— Begin —
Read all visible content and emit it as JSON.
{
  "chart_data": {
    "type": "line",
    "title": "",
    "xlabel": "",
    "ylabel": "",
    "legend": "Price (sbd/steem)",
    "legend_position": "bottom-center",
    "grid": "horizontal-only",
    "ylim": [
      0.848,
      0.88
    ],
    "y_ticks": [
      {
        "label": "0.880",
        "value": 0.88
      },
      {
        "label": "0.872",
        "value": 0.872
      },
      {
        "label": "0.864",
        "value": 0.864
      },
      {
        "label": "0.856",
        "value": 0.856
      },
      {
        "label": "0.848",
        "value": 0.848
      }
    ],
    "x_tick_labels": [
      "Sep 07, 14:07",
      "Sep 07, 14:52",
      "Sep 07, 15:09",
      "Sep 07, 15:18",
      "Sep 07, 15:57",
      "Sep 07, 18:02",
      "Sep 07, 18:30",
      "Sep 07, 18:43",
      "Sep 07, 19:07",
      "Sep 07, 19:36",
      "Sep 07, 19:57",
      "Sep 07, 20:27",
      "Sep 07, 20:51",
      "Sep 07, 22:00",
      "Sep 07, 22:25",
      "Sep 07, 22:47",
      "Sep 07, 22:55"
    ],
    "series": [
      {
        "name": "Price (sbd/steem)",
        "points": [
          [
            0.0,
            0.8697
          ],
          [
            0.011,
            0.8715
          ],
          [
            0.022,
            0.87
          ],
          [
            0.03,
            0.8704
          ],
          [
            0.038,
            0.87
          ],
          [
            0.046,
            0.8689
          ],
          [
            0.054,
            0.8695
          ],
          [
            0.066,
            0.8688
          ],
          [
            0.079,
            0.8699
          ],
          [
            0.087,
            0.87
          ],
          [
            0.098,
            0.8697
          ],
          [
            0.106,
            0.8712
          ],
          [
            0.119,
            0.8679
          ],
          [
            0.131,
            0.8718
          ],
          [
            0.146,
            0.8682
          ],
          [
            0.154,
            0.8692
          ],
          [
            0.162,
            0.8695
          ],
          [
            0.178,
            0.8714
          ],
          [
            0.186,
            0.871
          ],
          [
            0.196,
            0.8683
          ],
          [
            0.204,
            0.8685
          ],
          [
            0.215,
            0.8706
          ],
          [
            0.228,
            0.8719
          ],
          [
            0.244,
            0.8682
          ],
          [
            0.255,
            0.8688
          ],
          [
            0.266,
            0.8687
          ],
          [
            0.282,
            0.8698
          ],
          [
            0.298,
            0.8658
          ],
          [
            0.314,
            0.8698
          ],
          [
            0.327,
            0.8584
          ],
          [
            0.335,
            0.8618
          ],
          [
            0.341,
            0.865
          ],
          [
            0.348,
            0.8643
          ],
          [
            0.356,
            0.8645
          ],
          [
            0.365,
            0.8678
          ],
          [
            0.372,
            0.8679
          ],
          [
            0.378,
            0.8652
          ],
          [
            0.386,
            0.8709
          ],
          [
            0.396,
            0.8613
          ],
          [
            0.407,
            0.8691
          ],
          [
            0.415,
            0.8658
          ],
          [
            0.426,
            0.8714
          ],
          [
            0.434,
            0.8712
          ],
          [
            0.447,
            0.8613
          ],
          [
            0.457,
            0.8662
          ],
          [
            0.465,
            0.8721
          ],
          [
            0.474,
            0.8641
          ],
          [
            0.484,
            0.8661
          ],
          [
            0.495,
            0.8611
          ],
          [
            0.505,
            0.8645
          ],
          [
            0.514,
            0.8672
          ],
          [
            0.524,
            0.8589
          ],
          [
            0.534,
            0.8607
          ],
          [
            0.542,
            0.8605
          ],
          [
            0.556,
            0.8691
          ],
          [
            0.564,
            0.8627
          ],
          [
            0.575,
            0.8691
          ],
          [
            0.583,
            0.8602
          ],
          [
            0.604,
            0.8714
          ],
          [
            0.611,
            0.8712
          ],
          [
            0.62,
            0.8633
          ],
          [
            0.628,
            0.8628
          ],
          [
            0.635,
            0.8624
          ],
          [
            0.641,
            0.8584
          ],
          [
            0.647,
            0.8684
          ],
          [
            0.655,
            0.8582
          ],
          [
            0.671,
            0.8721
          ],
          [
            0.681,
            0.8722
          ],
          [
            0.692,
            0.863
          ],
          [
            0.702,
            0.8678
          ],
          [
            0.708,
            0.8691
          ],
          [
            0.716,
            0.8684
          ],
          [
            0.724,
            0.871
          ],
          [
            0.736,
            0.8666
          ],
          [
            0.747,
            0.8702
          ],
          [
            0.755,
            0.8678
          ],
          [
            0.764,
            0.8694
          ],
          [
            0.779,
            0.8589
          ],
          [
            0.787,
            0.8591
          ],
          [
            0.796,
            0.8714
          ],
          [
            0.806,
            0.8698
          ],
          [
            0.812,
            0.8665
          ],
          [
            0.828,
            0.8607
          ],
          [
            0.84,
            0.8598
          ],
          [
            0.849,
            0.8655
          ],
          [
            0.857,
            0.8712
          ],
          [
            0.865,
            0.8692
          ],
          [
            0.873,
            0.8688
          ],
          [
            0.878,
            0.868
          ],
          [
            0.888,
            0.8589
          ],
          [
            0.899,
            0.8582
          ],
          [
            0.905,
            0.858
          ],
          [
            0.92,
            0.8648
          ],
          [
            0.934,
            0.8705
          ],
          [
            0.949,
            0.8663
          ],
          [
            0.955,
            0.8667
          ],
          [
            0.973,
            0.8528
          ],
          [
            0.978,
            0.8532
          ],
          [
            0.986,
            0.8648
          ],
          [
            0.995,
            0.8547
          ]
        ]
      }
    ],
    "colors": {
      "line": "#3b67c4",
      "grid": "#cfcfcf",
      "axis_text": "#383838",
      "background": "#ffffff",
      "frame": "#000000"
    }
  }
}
— End —
GIVEN REQUEST
Your task is to print the whole listing again exactly.

EXERCISE OUTPUT
Read all visible content and emit it as JSON.
{
  "chart_data": {
    "type": "line",
    "title": "",
    "xlabel": "",
    "ylabel": "",
    "legend": "Price (sbd/steem)",
    "legend_position": "bottom-center",
    "grid": "horizontal-only",
    "ylim": [
      0.848,
      0.88
    ],
    "y_ticks": [
      {
        "label": "0.880",
        "value": 0.88
      },
      {
        "label": "0.872",
        "value": 0.872
      },
      {
        "label": "0.864",
        "value": 0.864
      },
      {
        "label": "0.856",
        "value": 0.856
      },
      {
        "label": "0.848",
        "value": 0.848
      }
    ],
    "x_tick_labels": [
      "Sep 07, 14:07",
      "Sep 07, 14:52",
      "Sep 07, 15:09",
      "Sep 07, 15:18",
      "Sep 07, 15:57",
      "Sep 07, 18:02",
      "Sep 07, 18:30",
      "Sep 07, 18:43",
      "Sep 07, 19:07",
      "Sep 07, 19:36",
      "Sep 07, 19:57",
      "Sep 07, 20:27",
      "Sep 07, 20:51",
      "Sep 07, 22:00",
      "Sep 07, 22:25",
      "Sep 07, 22:47",
      "Sep 07, 22:55"
    ],
    "series": [
      {
        "name": "Price (sbd/steem)",
        "points": [
          [
            0.0,
            0.8697
          ],
          [
            0.011,
            0.8715
          ],
          [
            0.022,
            0.87
          ],
          [
            0.03,
            0.8704
          ],
          [
            0.038,
            0.87
          ],
          [
            0.046,
            0.8689
          ],
          [
            0.054,
            0.8695
          ],
          [
            0.066,
            0.8688
          ],
          [
            0.079,
            0.8699
          ],
          [
            0.087,
            0.87
          ],
          [
            0.098,
            0.8697
          ],
          [
            0.106,
            0.8712
          ],
          [
            0.119,
            0.8679
          ],
          [
            0.131,
            0.8718
          ],
          [
            0.146,
            0.8682
          ],
          [
            0.154,
            0.8692
          ],
          [
            0.162,
            0.8695
          ],
          [
            0.178,
            0.8714
          ],
          [
            0.186,
            0.871
          ],
          [
            0.196,
            0.8683
          ],
          [
            0.204,
            0.8685
          ],
          [
            0.215,
            0.8706
          ],
          [
            0.228,
            0.8719
          ],
          [
            0.244,
            0.8682
          ],
          [
            0.255,
            0.8688
          ],
          [
            0.266,
            0.8687
          ],
          [
            0.282,
            0.8698
          ],
          [
            0.298,
            0.8658
          ],
          [
            0.314,
            0.8698
          ],
          [
            0.327,
            0.8584
          ],
          [
            0.335,
            0.8618
          ],
          [
            0.341,
            0.865
          ],
          [
            0.348,
            0.8643
          ],
          [
            0.356,
            0.8645
          ],
          [
            0.365,
            0.8678
          ],
          [
            0.372,
            0.8679
          ],
          [
            0.378,
            0.8652
          ],
          [
            0.386,
            0.8709
          ],
          [
            0.396,
            0.8613
          ],
          [
            0.407,
            0.8691
          ],
          [
            0.415,
            0.8658
          ],
          [
            0.426,
            0.8714
          ],
          [
            0.434,
            0.8712
          ],
          [
            0.447,
            0.8613
          ],
          [
            0.457,
            0.8662
          ],
          [
            0.465,
            0.8721
          ],
          [
            0.474,
            0.8641
          ],
          [
            0.484,
            0.8661
          ],
          [
            0.495,
            0.8611
          ],
          [
            0.505,
            0.8645
          ],
          [
            0.514,
            0.8672
          ],
          [
            0.524,
            0.8589
          ],
          [
            0.534,
            0.8607
          ],
          [
            0.542,
            0.8605
          ],
          [
            0.556,
            0.8691
          ],
          [
            0.564,
            0.8627
          ],
          [
            0.575,
            0.8691
          ],
          [
            0.583,
            0.8602
          ],
          [
            0.604,
            0.8714
          ],
          [
            0.611,
            0.8712
          ],
          [
            0.62,
            0.8633
          ],
          [
            0.628,
            0.8628
          ],
          [
            0.635,
            0.8624
          ],
          [
            0.641,
            0.8584
          ],
          [
            0.647,
            0.8684
          ],
          [
            0.655,
            0.8582
          ],
          [
            0.671,
            0.8721
          ],
          [
            0.681,
            0.8722
          ],
          [
            0.692,
            0.863
          ],
          [
            0.702,
            0.8678
          ],
          [
            0.708,
            0.8691
          ],
          [
            0.716,
            0.8684
          ],
          [
            0.724,
            0.871
          ],
          [
            0.736,
            0.8666
          ],
          [
            0.747,
            0.8702
          ],
          [
            0.755,
            0.8678
          ],
          [
            0.764,
            0.8694
          ],
          [
            0.779,
            0.8589
          ],
          [
            0.787,
            0.8591
          ],
          [
            0.796,
            0.8714
          ],
          [
            0.806,
            0.8698
          ],
          [
            0.812,
            0.8665
          ],
          [
            0.828,
            0.8607
          ],
          [
            0.84,
            0.8598
          ],
          [
            0.849,
            0.8655
          ],
          [
            0.857,
            0.8712
          ],
          [
            0.865,
            0.8692
          ],
          [
            0.873,
            0.8688
          ],
          [
            0.878,
            0.868
          ],
          [
            0.888,
            0.8589
          ],
          [
            0.899,
            0.8582
          ],
          [
            0.905,
            0.858
          ],
          [
            0.92,
            0.8648
          ],
          [
            0.934,
            0.8705
          ],
          [
            0.949,
            0.8663
          ],
          [
            0.955,
            0.8667
          ],
          [
            0.973,
            0.8528
          ],
          [
            0.978,
            0.8532
          ],
          [
            0.986,
            0.8648
          ],
          [
            0.995,
            0.8547
          ]
        ]
      }
    ],
    "colors": {
      "line": "#3b67c4",
      "grid": "#cfcfcf",
      "axis_text": "#383838",
      "background": "#ffffff",
      "frame": "#000000"
    }
  }
}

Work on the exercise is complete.